## WHAT YOU ARE ASKED TO DO
Using the data beneath, show every line that includes the word "name".
[DATA SECTION start]
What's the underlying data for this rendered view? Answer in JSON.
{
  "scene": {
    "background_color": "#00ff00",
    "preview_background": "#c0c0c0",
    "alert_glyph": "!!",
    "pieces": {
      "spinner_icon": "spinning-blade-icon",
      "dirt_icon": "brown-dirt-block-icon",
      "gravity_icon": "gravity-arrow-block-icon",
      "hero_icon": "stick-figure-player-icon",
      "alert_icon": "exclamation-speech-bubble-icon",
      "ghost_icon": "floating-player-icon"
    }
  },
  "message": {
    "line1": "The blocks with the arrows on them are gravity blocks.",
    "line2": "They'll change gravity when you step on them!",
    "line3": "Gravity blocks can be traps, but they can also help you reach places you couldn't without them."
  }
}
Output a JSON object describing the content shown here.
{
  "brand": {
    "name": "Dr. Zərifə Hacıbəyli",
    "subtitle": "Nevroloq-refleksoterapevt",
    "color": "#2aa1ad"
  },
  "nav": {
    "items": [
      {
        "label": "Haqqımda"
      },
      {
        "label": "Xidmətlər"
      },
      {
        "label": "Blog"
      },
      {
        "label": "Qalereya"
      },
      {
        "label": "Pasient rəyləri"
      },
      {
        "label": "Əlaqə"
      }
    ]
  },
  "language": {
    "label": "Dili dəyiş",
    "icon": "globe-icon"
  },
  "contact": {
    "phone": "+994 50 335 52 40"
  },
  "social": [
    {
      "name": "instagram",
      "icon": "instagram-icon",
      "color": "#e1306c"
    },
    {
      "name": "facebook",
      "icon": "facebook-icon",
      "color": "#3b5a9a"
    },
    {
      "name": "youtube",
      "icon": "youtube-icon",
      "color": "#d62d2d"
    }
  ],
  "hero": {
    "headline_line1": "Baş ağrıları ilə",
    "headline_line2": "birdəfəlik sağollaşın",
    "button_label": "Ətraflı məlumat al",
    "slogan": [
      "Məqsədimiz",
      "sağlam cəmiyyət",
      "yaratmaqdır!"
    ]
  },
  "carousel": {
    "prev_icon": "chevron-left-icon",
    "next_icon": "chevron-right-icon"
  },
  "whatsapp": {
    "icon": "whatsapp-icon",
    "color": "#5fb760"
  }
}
[DATA SECTION end]
## ANSWER TO THIS PROBLEM
    "name": "Dr. Zərifə Hacıbəyli",
      "name": "instagram",
      "name": "facebook",
      "name": "youtube",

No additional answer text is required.